The request:
Quote each record exactly, please, leaving none out.

* start Listing *

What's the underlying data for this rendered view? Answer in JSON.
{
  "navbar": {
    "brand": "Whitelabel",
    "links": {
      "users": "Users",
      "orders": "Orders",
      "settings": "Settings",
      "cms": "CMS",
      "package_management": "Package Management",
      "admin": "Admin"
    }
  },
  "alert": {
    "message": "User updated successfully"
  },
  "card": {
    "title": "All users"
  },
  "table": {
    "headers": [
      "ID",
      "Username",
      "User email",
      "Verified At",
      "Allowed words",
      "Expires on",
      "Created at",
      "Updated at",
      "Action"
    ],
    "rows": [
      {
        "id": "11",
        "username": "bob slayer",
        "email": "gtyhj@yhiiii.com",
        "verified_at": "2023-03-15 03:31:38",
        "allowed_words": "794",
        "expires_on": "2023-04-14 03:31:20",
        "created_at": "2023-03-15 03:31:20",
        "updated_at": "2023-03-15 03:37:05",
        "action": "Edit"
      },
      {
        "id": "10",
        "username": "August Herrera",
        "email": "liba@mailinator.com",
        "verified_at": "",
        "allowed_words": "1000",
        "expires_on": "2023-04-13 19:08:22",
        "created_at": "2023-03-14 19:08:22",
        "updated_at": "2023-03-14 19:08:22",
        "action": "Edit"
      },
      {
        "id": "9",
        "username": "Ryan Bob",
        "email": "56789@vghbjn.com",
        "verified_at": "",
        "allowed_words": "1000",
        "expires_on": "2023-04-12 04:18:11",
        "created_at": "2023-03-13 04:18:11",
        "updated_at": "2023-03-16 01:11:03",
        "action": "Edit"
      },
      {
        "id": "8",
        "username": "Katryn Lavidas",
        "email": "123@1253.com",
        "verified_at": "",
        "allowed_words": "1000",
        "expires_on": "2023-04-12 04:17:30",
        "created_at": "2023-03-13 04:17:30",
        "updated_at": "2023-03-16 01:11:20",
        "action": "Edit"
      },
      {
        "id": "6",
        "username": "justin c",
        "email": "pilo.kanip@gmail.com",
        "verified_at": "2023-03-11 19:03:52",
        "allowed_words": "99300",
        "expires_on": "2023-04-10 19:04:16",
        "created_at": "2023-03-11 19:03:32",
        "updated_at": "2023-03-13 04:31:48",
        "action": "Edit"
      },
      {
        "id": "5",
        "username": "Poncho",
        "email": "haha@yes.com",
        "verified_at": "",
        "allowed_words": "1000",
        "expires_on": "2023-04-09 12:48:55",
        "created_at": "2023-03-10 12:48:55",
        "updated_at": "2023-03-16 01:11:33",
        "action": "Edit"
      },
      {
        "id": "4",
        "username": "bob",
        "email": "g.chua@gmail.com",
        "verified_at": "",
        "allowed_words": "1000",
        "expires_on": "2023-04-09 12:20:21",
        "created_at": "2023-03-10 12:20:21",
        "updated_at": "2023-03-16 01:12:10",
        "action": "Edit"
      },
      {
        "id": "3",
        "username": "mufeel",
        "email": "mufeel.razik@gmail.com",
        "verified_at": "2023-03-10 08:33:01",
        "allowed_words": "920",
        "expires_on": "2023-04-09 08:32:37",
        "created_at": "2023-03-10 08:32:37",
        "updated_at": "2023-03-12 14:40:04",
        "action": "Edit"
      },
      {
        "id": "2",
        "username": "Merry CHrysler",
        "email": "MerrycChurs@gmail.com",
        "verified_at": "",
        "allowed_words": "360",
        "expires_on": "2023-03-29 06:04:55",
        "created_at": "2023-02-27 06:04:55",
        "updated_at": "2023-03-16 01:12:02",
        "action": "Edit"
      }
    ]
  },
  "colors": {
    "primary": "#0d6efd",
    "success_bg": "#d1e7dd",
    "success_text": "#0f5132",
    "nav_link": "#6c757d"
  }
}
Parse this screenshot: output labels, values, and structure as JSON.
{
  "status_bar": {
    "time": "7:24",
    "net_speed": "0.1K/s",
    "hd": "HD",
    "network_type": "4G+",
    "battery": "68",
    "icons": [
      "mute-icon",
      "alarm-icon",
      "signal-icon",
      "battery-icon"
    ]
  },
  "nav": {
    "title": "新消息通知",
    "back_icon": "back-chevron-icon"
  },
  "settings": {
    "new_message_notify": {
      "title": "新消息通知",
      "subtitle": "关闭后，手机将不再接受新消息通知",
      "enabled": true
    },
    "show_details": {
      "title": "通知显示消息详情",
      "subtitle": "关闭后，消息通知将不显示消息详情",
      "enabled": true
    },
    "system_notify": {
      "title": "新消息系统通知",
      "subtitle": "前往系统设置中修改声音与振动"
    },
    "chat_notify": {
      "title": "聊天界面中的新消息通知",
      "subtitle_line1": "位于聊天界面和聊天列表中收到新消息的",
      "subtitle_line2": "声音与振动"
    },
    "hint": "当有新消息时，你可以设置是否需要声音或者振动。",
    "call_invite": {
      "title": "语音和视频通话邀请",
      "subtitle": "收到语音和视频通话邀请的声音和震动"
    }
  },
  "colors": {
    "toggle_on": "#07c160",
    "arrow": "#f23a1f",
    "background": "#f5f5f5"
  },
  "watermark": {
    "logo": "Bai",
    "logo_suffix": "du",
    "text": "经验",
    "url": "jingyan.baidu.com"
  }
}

* end Listing *

Response:
What's the underlying data for this rendered view? Answer in JSON.
{
  "navbar": {
    "brand": "Whitelabel",
    "links": {
      "users": "Users",
      "orders": "Orders",
      "settings": "Settings",
      "cms": "CMS",
      "package_management": "Package Management",
      "admin": "Admin"
    }
  },
  "alert": {
    "message": "User updated successfully"
  },
  "card": {
    "title": "All users"
  },
  "table": {
    "headers": [
      "ID",
      "Username",
      "User email",
      "Verified At",
      "Allowed words",
      "Expires on",
      "Created at",
      "Updated at",
      "Action"
    ],
    "rows": [
      {
        "id": "11",
        "username": "bob slayer",
        "email": "gtyhj@yhiiii.com",
        "verified_at": "2023-03-15 03:31:38",
        "allowed_words": "794",
        "expires_on": "2023-04-14 03:31:20",
        "created_at": "2023-03-15 03:31:20",
        "updated_at": "2023-03-15 03:37:05",
        "action": "Edit"
      },
      {
        "id": "10",
        "username": "August Herrera",
        "email": "liba@mailinator.com",
        "verified_at": "",
        "allowed_words": "1000",
        "expires_on": "2023-04-13 19:08:22",
        "created_at": "2023-03-14 19:08:22",
        "updated_at": "2023-03-14 19:08:22",
        "action": "Edit"
      },
      {
        "id": "9",
        "username": "Ryan Bob",
        "email": "56789@vghbjn.com",
        "verified_at": "",
        "allowed_words": "1000",
        "expires_on": "2023-04-12 04:18:11",
        "created_at": "2023-03-13 04:18:11",
        "updated_at": "2023-03-16 01:11:03",
        "action": "Edit"
      },
      {
        "id": "8",
        "username": "Katryn Lavidas",
        "email": "123@1253.com",
        "verified_at": "",
        "allowed_words": "1000",
        "expires_on": "2023-04-12 04:17:30",
        "created_at": "2023-03-13 04:17:30",
        "updated_at": "2023-03-16 01:11:20",
        "action": "Edit"
      },
      {
        "id": "6",
        "username": "justin c",
        "email": "pilo.kanip@gmail.com",
        "verified_at": "2023-03-11 19:03:52",
        "allowed_words": "99300",
        "expires_on": "2023-04-10 19:04:16",
        "created_at": "2023-03-11 19:03:32",
        "updated_at": "2023-03-13 04:31:48",
        "action": "Edit"
      },
      {
        "id": "5",
        "username": "Poncho",
        "email": "haha@yes.com",
        "verified_at": "",
        "allowed_words": "1000",
        "expires_on": "2023-04-09 12:48:55",
        "created_at": "2023-03-10 12:48:55",
        "updated_at": "2023-03-16 01:11:33",
        "action": "Edit"
      },
      {
        "id": "4",
        "username": "bob",
        "email": "g.chua@gmail.com",
        "verified_at": "",
        "allowed_words": "1000",
        "expires_on": "2023-04-09 12:20:21",
        "created_at": "2023-03-10 12:20:21",
        "updated_at": "2023-03-16 01:12:10",
        "action": "Edit"
      },
      {
        "id": "3",
        "username": "mufeel",
        "email": "mufeel.razik@gmail.com",
        "verified_at": "2023-03-10 08:33:01",
        "allowed_words": "920",
        "expires_on": "2023-04-09 08:32:37",
        "created_at": "2023-03-10 08:32:37",
        "updated_at": "2023-03-12 14:40:04",
        "action": "Edit"
      },
      {
        "id": "2",
        "username": "Merry CHrysler",
        "email": "MerrycChurs@gmail.com",
        "verified_at": "",
        "allowed_words": "360",
        "expires_on": "2023-03-29 06:04:55",
        "created_at": "2023-02-27 06:04:55",
        "updated_at": "2023-03-16 01:12:02",
        "action": "Edit"
      }
    ]
  },
  "colors": {
    "primary": "#0d6efd",
    "success_bg": "#d1e7dd",
    "success_text": "#0f5132",
    "nav_link": "#6c757d"
  }
}
Parse this screenshot: output labels, values, and structure as JSON.
{
  "status_bar": {
    "time": "7:24",
    "net_speed": "0.1K/s",
    "hd": "HD",
    "network_type": "4G+",
    "battery": "68",
    "icons": [
      "mute-icon",
      "alarm-icon",
      "signal-icon",
      "battery-icon"
    ]
  },
  "nav": {
    "title": "新消息通知",
    "back_icon": "back-chevron-icon"
  },
  "settings": {
    "new_message_notify": {
      "title": "新消息通知",
      "subtitle": "关闭后，手机将不再接受新消息通知",
      "enabled": true
    },
    "show_details": {
      "title": "通知显示消息详情",
      "subtitle": "关闭后，消息通知将不显示消息详情",
      "enabled": true
    },
    "system_notify": {
      "title": "新消息系统通知",
      "subtitle": "前往系统设置中修改声音与振动"
    },
    "chat_notify": {
      "title": "聊天界面中的新消息通知",
      "subtitle_line1": "位于聊天界面和聊天列表中收到新消息的",
      "subtitle_line2": "声音与振动"
    },
    "hint": "当有新消息时，你可以设置是否需要声音或者振动。",
    "call_invite": {
      "title": "语音和视频通话邀请",
      "subtitle": "收到语音和视频通话邀请的声音和震动"
    }
  },
  "colors": {
    "toggle_on": "#07c160",
    "arrow": "#f23a1f",
    "background": "#f5f5f5"
  },
  "watermark": {
    "logo": "Bai",
    "logo_suffix": "du",
    "text": "经验",
    "url": "jingyan.baidu.com"
  }
}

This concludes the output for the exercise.